Given task: Go through the entries one line at a time, and gather every line that has the word "marker".

Data entries:
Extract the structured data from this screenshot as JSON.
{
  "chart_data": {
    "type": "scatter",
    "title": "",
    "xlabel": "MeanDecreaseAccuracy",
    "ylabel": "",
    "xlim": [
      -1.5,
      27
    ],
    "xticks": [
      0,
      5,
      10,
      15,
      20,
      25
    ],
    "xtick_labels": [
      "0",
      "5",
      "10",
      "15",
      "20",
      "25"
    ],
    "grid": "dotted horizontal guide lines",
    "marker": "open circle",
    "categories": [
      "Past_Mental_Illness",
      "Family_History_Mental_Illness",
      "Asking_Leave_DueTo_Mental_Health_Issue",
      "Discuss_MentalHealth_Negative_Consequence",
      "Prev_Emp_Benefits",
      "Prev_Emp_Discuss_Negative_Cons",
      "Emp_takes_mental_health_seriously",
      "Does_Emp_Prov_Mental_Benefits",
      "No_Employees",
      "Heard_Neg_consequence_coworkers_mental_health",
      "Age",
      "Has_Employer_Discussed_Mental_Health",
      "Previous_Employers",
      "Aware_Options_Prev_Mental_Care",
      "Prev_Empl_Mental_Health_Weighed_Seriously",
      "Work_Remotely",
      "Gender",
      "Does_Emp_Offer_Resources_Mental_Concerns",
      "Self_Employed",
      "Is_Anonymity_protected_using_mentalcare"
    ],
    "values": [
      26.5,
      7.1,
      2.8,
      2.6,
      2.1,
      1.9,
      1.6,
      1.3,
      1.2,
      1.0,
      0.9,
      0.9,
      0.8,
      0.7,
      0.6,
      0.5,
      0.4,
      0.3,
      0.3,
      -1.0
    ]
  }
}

---

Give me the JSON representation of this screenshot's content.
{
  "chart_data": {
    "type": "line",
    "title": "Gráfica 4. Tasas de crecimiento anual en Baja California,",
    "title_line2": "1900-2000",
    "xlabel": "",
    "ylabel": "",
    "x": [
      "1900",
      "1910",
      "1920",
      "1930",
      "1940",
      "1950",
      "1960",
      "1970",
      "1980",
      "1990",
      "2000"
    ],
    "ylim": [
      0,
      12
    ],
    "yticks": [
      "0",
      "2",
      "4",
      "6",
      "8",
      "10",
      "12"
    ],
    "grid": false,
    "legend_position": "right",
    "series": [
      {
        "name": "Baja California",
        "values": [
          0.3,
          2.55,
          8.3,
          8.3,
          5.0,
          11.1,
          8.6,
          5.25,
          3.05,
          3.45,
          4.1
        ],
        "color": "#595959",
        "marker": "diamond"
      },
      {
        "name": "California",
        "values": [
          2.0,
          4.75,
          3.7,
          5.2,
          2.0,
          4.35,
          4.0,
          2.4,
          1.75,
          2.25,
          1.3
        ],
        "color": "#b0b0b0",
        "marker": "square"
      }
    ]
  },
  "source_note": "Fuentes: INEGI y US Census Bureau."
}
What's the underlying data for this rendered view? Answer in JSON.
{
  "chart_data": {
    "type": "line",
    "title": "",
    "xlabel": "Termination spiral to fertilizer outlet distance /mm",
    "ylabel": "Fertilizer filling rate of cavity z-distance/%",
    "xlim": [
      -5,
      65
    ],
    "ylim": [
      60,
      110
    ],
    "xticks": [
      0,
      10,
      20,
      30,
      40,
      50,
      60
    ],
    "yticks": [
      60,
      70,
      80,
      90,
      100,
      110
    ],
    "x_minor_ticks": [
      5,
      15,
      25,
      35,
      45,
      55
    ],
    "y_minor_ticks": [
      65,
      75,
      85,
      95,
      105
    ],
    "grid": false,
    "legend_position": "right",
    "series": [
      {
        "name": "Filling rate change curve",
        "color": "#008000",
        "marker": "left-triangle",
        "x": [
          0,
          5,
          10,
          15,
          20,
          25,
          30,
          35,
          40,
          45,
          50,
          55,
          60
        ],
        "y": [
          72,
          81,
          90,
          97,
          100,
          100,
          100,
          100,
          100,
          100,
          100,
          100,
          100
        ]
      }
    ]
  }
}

---

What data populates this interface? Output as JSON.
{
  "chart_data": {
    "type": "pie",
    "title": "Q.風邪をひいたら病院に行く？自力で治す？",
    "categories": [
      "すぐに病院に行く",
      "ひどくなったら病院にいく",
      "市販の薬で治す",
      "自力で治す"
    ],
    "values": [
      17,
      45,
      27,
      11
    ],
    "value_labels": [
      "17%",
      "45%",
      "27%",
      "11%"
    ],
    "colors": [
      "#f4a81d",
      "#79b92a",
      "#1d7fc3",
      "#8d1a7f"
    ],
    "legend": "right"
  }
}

Expected answer:
    "marker": "open circle",
        "marker": "diamond"
        "marker": "square"
        "marker": "left-triangle",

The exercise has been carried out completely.